▶ [THE TASK]
Using the records that follow, copy every line containing the word "arquivo".
::: MATERIAL
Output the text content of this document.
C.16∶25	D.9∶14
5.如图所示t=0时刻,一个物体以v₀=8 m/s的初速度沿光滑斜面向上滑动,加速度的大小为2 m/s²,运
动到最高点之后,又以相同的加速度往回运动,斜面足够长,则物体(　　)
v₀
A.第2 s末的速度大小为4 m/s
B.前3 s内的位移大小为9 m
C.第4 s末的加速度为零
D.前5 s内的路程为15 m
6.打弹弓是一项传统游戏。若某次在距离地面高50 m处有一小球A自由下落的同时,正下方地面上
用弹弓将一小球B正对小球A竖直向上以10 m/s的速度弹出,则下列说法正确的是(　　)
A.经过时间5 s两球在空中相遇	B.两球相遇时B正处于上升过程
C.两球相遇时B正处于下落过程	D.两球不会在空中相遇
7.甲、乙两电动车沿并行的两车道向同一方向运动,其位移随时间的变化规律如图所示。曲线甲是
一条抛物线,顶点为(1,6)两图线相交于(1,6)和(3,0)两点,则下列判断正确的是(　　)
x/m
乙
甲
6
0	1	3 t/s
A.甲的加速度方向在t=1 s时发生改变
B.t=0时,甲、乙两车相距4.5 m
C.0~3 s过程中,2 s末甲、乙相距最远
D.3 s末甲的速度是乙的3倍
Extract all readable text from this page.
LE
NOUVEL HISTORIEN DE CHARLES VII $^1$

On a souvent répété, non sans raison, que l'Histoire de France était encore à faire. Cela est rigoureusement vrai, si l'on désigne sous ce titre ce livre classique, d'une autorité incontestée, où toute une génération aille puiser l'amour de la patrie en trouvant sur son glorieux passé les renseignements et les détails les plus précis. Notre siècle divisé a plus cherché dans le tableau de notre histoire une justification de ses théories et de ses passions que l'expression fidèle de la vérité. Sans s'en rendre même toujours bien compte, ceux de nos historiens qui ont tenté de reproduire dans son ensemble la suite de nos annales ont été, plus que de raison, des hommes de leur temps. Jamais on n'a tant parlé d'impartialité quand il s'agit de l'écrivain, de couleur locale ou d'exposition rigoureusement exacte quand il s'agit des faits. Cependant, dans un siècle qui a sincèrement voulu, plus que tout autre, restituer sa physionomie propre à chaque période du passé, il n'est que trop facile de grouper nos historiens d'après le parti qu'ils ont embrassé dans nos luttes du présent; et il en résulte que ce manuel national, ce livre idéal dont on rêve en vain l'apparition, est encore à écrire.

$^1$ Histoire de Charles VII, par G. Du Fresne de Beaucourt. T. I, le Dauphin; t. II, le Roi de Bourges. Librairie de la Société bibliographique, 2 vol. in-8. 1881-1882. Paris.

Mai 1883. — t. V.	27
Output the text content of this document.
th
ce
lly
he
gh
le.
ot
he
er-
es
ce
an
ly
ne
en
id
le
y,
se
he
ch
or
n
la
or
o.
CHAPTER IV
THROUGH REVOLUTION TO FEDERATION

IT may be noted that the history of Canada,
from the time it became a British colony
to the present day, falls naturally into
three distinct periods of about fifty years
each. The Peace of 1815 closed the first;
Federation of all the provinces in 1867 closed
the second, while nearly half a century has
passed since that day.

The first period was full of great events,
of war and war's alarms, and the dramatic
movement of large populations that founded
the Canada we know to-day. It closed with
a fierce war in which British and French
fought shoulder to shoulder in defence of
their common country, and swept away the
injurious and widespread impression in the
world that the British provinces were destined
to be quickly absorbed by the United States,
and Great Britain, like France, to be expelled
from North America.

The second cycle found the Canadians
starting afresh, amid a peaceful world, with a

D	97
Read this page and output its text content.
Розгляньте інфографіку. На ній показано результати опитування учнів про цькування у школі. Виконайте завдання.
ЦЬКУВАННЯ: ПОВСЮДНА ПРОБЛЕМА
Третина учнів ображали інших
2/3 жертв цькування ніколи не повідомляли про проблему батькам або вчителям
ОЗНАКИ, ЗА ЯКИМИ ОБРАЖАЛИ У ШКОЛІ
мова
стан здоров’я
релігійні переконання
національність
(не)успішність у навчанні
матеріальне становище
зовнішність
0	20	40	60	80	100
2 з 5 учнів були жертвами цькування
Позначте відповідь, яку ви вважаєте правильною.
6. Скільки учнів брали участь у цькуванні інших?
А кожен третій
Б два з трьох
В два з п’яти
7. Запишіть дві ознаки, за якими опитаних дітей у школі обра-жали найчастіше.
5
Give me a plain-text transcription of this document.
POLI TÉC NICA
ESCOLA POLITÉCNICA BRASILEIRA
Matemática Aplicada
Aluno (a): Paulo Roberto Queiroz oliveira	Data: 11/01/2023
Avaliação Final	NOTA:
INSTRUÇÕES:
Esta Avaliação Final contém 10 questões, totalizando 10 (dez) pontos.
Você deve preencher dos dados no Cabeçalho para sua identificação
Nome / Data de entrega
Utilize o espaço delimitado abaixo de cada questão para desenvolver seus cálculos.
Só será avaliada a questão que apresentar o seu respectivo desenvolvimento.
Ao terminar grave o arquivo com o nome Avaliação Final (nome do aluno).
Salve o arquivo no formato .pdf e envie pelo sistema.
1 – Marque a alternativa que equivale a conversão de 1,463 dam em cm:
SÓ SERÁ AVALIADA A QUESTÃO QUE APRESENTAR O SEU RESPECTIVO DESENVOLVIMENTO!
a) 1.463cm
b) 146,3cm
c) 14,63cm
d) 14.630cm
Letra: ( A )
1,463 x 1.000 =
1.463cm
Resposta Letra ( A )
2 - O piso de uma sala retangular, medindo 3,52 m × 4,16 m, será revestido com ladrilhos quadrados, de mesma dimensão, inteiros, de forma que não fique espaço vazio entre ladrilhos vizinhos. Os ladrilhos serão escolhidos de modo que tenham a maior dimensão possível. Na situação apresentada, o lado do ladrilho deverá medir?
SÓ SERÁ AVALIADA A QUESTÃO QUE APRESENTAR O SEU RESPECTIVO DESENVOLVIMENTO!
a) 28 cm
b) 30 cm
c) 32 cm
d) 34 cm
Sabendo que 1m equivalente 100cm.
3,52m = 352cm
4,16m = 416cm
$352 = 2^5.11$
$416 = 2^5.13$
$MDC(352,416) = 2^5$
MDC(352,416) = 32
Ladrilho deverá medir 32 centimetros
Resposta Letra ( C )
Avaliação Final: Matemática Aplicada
::::::
▶ [RESULT OF THIS EXERCISE]
Ao terminar grave o arquivo com o nome Avaliação Final (nome do aluno).
Salve o arquivo no formato .pdf e envie pelo sistema.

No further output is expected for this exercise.